Reproduce every record below exactly as it appears.
== Input for this task
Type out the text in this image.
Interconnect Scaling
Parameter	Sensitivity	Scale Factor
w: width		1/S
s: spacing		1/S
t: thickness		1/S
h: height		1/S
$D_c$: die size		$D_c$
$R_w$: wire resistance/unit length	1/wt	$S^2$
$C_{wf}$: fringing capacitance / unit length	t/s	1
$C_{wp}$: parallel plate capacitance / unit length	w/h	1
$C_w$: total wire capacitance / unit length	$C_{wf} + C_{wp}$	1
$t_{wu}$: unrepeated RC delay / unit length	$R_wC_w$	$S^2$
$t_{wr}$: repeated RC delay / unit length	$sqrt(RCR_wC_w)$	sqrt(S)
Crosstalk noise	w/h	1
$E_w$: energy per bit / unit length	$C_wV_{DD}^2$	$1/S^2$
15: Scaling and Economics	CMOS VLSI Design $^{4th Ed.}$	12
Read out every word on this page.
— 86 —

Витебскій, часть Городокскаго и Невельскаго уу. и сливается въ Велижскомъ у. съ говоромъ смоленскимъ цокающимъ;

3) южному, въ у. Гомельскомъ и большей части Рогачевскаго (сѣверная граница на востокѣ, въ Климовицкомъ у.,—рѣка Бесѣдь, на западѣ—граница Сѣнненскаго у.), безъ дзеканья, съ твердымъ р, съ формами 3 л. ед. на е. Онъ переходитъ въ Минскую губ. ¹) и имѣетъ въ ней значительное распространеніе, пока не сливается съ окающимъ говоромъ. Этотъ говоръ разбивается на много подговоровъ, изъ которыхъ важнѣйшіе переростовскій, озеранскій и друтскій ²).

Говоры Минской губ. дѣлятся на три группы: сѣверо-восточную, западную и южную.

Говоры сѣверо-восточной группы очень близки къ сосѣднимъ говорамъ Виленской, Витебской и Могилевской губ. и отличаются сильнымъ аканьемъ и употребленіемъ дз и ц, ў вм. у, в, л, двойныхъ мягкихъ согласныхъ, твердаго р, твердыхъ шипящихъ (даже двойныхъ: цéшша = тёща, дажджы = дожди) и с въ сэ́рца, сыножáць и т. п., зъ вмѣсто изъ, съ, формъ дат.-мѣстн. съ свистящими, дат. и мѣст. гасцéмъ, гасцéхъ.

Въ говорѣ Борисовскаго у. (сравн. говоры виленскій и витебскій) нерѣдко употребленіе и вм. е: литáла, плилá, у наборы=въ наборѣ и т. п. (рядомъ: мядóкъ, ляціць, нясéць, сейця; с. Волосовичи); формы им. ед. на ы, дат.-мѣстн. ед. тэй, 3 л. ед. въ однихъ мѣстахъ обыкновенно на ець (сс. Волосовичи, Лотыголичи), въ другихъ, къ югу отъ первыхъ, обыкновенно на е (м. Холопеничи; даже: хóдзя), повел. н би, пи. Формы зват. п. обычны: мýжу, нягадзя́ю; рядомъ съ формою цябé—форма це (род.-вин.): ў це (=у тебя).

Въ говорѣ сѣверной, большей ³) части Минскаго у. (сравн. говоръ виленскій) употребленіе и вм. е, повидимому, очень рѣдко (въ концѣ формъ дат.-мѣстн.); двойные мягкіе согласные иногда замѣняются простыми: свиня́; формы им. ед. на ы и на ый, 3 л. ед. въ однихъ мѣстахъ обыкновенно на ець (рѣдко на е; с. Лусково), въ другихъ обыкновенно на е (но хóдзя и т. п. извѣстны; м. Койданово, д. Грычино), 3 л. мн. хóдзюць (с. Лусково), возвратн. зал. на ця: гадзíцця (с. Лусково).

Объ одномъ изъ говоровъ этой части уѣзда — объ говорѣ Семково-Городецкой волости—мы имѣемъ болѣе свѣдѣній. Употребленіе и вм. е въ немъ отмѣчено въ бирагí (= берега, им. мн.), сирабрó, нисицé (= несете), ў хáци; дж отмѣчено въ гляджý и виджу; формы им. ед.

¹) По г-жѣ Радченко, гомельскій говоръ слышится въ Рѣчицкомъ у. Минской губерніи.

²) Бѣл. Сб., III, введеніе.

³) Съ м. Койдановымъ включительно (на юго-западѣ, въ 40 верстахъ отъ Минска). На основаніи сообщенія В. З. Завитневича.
====
** Expected output **
Type out the text in this image.
Interconnect Scaling
Parameter	Sensitivity	Scale Factor
w: width		1/S
s: spacing		1/S
t: thickness		1/S
h: height		1/S
$D_c$: die size		$D_c$
$R_w$: wire resistance/unit length	1/wt	$S^2$
$C_{wf}$: fringing capacitance / unit length	t/s	1
$C_{wp}$: parallel plate capacitance / unit length	w/h	1
$C_w$: total wire capacitance / unit length	$C_{wf} + C_{wp}$	1
$t_{wu}$: unrepeated RC delay / unit length	$R_wC_w$	$S^2$
$t_{wr}$: repeated RC delay / unit length	$sqrt(RCR_wC_w)$	sqrt(S)
Crosstalk noise	w/h	1
$E_w$: energy per bit / unit length	$C_wV_{DD}^2$	$1/S^2$
15: Scaling and Economics	CMOS VLSI Design $^{4th Ed.}$	12
Read out every word on this page.
— 86 —

Витебскій, часть Городокскаго и Невельскаго уу. и сливается въ Велижскомъ у. съ говоромъ смоленскимъ цокающимъ;

3) южному, въ у. Гомельскомъ и большей части Рогачевскаго (сѣверная граница на востокѣ, въ Климовицкомъ у.,—рѣка Бесѣдь, на западѣ—граница Сѣнненскаго у.), безъ дзеканья, съ твердымъ р, съ формами 3 л. ед. на е. Онъ переходитъ въ Минскую губ. ¹) и имѣетъ въ ней значительное распространеніе, пока не сливается съ окающимъ говоромъ. Этотъ говоръ разбивается на много подговоровъ, изъ которыхъ важнѣйшіе переростовскій, озеранскій и друтскій ²).

Говоры Минской губ. дѣлятся на три группы: сѣверо-восточную, западную и южную.

Говоры сѣверо-восточной группы очень близки къ сосѣднимъ говорамъ Виленской, Витебской и Могилевской губ. и отличаются сильнымъ аканьемъ и употребленіемъ дз и ц, ў вм. у, в, л, двойныхъ мягкихъ согласныхъ, твердаго р, твердыхъ шипящихъ (даже двойныхъ: цéшша = тёща, дажджы = дожди) и с въ сэ́рца, сыножáць и т. п., зъ вмѣсто изъ, съ, формъ дат.-мѣстн. съ свистящими, дат. и мѣст. гасцéмъ, гасцéхъ.

Въ говорѣ Борисовскаго у. (сравн. говоры виленскій и витебскій) нерѣдко употребленіе и вм. е: литáла, плилá, у наборы=въ наборѣ и т. п. (рядомъ: мядóкъ, ляціць, нясéць, сейця; с. Волосовичи); формы им. ед. на ы, дат.-мѣстн. ед. тэй, 3 л. ед. въ однихъ мѣстахъ обыкновенно на ець (сс. Волосовичи, Лотыголичи), въ другихъ, къ югу отъ первыхъ, обыкновенно на е (м. Холопеничи; даже: хóдзя), повел. н би, пи. Формы зват. п. обычны: мýжу, нягадзя́ю; рядомъ съ формою цябé—форма це (род.-вин.): ў це (=у тебя).

Въ говорѣ сѣверной, большей ³) части Минскаго у. (сравн. говоръ виленскій) употребленіе и вм. е, повидимому, очень рѣдко (въ концѣ формъ дат.-мѣстн.); двойные мягкіе согласные иногда замѣняются простыми: свиня́; формы им. ед. на ы и на ый, 3 л. ед. въ однихъ мѣстахъ обыкновенно на ець (рѣдко на е; с. Лусково), въ другихъ обыкновенно на е (но хóдзя и т. п. извѣстны; м. Койданово, д. Грычино), 3 л. мн. хóдзюць (с. Лусково), возвратн. зал. на ця: гадзíцця (с. Лусково).

Объ одномъ изъ говоровъ этой части уѣзда — объ говорѣ Семково-Городецкой волости—мы имѣемъ болѣе свѣдѣній. Употребленіе и вм. е въ немъ отмѣчено въ бирагí (= берега, им. мн.), сирабрó, нисицé (= несете), ў хáци; дж отмѣчено въ гляджý и виджу; формы им. ед.

¹) По г-жѣ Радченко, гомельскій говоръ слышится въ Рѣчицкомъ у. Минской губерніи.

²) Бѣл. Сб., III, введеніе.

³) Съ м. Койдановымъ включительно (на юго-западѣ, въ 40 верстахъ отъ Минска). На основаніи сообщенія В. З. Завитневича.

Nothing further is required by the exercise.